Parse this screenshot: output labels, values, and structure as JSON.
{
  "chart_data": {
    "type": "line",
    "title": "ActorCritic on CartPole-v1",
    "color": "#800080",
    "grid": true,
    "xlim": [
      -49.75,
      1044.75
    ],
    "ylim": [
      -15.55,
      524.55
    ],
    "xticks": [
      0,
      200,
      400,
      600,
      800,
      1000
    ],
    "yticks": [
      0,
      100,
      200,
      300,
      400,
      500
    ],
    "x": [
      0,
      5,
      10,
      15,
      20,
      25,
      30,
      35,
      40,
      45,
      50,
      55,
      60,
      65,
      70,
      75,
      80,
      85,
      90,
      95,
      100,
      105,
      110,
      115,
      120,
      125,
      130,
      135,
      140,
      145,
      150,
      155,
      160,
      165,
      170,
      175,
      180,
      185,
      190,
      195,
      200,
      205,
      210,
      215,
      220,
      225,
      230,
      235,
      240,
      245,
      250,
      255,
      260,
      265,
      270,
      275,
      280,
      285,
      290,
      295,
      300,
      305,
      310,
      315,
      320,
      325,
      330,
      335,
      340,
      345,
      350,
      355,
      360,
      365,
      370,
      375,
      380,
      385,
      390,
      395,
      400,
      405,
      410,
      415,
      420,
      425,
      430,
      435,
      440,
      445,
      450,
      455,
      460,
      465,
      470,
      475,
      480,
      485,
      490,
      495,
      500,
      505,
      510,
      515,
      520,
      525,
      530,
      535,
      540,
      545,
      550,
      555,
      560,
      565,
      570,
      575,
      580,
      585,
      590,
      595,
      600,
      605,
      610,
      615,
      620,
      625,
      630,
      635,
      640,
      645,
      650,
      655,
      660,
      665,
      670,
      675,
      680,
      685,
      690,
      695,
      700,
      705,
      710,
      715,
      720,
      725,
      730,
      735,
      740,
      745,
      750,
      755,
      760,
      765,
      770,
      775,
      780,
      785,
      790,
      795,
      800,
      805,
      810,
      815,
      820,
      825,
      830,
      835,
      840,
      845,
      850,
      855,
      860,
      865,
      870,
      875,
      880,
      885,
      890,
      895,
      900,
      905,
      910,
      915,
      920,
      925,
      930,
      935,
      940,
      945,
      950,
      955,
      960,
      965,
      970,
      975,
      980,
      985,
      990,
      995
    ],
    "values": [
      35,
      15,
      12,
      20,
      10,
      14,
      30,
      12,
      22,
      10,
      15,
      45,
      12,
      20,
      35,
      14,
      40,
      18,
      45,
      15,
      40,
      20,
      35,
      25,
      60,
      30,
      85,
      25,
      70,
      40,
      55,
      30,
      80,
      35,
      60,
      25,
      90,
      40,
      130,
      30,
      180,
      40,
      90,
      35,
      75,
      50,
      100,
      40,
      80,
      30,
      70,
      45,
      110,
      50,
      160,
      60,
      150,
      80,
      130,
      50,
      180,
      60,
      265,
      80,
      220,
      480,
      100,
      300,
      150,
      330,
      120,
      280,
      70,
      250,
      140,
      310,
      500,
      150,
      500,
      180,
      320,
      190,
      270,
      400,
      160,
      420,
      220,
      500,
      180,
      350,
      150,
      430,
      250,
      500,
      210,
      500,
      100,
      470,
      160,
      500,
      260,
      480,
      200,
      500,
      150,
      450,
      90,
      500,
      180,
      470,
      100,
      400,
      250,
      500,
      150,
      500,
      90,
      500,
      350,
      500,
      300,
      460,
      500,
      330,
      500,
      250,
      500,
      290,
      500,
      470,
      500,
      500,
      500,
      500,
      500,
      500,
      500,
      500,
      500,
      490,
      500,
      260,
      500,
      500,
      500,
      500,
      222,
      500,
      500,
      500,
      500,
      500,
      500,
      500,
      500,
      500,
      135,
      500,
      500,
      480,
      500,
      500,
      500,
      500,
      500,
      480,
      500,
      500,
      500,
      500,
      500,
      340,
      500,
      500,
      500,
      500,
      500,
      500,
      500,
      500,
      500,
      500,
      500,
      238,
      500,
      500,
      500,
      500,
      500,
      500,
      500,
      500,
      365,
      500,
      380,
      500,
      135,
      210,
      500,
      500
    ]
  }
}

#####

Give the count of lines in the records that contain "values", and no other text.

2